Each line below should be quoted exactly, please.

****************************************

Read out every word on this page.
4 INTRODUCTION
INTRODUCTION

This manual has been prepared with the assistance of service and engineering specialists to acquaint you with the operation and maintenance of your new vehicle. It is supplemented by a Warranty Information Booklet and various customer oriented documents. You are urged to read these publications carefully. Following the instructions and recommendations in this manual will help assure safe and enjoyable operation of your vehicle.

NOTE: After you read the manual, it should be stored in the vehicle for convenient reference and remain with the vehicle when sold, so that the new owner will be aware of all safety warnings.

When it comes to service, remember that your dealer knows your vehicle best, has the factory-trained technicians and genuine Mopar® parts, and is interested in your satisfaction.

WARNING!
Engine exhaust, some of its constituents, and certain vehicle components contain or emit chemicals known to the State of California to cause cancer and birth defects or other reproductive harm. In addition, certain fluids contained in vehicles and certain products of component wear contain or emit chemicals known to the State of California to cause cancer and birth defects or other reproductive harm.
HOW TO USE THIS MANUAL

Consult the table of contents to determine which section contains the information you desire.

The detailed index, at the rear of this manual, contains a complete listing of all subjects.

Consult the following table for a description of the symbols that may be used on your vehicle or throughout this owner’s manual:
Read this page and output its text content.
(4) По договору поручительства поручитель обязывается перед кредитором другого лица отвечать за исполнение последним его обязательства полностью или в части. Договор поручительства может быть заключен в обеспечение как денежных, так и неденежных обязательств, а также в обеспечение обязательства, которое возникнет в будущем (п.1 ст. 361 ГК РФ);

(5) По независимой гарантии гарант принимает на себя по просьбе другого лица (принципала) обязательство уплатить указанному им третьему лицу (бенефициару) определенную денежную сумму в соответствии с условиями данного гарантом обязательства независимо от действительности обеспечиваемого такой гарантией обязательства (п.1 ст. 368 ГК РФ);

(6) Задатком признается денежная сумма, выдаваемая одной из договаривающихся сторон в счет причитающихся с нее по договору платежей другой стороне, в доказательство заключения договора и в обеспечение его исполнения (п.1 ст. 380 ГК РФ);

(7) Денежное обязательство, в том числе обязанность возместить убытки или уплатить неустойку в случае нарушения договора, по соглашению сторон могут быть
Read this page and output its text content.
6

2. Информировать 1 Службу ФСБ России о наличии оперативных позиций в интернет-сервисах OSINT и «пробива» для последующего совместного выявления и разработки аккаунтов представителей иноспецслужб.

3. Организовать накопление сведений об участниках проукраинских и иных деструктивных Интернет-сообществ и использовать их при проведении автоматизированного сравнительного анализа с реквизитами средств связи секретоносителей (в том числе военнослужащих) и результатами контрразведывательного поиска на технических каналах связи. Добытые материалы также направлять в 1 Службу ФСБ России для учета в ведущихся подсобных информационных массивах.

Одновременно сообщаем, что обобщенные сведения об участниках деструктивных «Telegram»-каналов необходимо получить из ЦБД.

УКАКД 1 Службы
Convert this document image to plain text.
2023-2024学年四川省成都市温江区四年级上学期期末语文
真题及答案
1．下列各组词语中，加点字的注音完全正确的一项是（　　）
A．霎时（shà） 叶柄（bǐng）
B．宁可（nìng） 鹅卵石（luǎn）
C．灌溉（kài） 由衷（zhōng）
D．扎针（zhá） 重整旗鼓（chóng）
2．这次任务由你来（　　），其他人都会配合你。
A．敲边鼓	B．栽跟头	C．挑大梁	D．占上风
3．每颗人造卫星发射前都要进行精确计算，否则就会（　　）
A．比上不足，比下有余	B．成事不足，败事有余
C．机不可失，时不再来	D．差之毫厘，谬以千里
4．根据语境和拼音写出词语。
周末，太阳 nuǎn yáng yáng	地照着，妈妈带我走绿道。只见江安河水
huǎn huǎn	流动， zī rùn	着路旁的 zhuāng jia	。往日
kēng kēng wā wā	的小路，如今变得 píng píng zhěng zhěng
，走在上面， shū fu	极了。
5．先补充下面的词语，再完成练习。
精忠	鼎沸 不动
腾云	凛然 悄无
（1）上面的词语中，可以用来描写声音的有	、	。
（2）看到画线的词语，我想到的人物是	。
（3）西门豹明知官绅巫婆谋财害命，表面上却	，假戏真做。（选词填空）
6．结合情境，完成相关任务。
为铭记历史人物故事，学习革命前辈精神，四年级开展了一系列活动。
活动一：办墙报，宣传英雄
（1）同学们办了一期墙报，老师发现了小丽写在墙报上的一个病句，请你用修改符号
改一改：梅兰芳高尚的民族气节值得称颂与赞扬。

****************************************

### WORKED ANSWER:
Read out every word on this page.
4 INTRODUCTION
INTRODUCTION

This manual has been prepared with the assistance of service and engineering specialists to acquaint you with the operation and maintenance of your new vehicle. It is supplemented by a Warranty Information Booklet and various customer oriented documents. You are urged to read these publications carefully. Following the instructions and recommendations in this manual will help assure safe and enjoyable operation of your vehicle.

NOTE: After you read the manual, it should be stored in the vehicle for convenient reference and remain with the vehicle when sold, so that the new owner will be aware of all safety warnings.

When it comes to service, remember that your dealer knows your vehicle best, has the factory-trained technicians and genuine Mopar® parts, and is interested in your satisfaction.

WARNING!
Engine exhaust, some of its constituents, and certain vehicle components contain or emit chemicals known to the State of California to cause cancer and birth defects or other reproductive harm. In addition, certain fluids contained in vehicles and certain products of component wear contain or emit chemicals known to the State of California to cause cancer and birth defects or other reproductive harm.
HOW TO USE THIS MANUAL

Consult the table of contents to determine which section contains the information you desire.

The detailed index, at the rear of this manual, contains a complete listing of all subjects.

Consult the following table for a description of the symbols that may be used on your vehicle or throughout this owner’s manual:
Read this page and output its text content.
(4) По договору поручительства поручитель обязывается перед кредитором другого лица отвечать за исполнение последним его обязательства полностью или в части. Договор поручительства может быть заключен в обеспечение как денежных, так и неденежных обязательств, а также в обеспечение обязательства, которое возникнет в будущем (п.1 ст. 361 ГК РФ);

(5) По независимой гарантии гарант принимает на себя по просьбе другого лица (принципала) обязательство уплатить указанному им третьему лицу (бенефициару) определенную денежную сумму в соответствии с условиями данного гарантом обязательства независимо от действительности обеспечиваемого такой гарантией обязательства (п.1 ст. 368 ГК РФ);

(6) Задатком признается денежная сумма, выдаваемая одной из договаривающихся сторон в счет причитающихся с нее по договору платежей другой стороне, в доказательство заключения договора и в обеспечение его исполнения (п.1 ст. 380 ГК РФ);

(7) Денежное обязательство, в том числе обязанность возместить убытки или уплатить неустойку в случае нарушения договора, по соглашению сторон могут быть
Read this page and output its text content.
6

2. Информировать 1 Службу ФСБ России о наличии оперативных позиций в интернет-сервисах OSINT и «пробива» для последующего совместного выявления и разработки аккаунтов представителей иноспецслужб.

3. Организовать накопление сведений об участниках проукраинских и иных деструктивных Интернет-сообществ и использовать их при проведении автоматизированного сравнительного анализа с реквизитами средств связи секретоносителей (в том числе военнослужащих) и результатами контрразведывательного поиска на технических каналах связи. Добытые материалы также направлять в 1 Службу ФСБ России для учета в ведущихся подсобных информационных массивах.

Одновременно сообщаем, что обобщенные сведения об участниках деструктивных «Telegram»-каналов необходимо получить из ЦБД.

УКАКД 1 Службы
Convert this document image to plain text.
2023-2024学年四川省成都市温江区四年级上学期期末语文
真题及答案
1．下列各组词语中，加点字的注音完全正确的一项是（　　）
A．霎时（shà） 叶柄（bǐng）
B．宁可（nìng） 鹅卵石（luǎn）
C．灌溉（kài） 由衷（zhōng）
D．扎针（zhá） 重整旗鼓（chóng）
2．这次任务由你来（　　），其他人都会配合你。
A．敲边鼓	B．栽跟头	C．挑大梁	D．占上风
3．每颗人造卫星发射前都要进行精确计算，否则就会（　　）
A．比上不足，比下有余	B．成事不足，败事有余
C．机不可失，时不再来	D．差之毫厘，谬以千里
4．根据语境和拼音写出词语。
周末，太阳 nuǎn yáng yáng	地照着，妈妈带我走绿道。只见江安河水
huǎn huǎn	流动， zī rùn	着路旁的 zhuāng jia	。往日
kēng kēng wā wā	的小路，如今变得 píng píng zhěng zhěng
，走在上面， shū fu	极了。
5．先补充下面的词语，再完成练习。
精忠	鼎沸 不动
腾云	凛然 悄无
（1）上面的词语中，可以用来描写声音的有	、	。
（2）看到画线的词语，我想到的人物是	。
（3）西门豹明知官绅巫婆谋财害命，表面上却	，假戏真做。（选词填空）
6．结合情境，完成相关任务。
为铭记历史人物故事，学习革命前辈精神，四年级开展了一系列活动。
活动一：办墙报，宣传英雄
（1）同学们办了一期墙报，老师发现了小丽写在墙报上的一个病句，请你用修改符号
改一改：梅兰芳高尚的民族气节值得称颂与赞扬。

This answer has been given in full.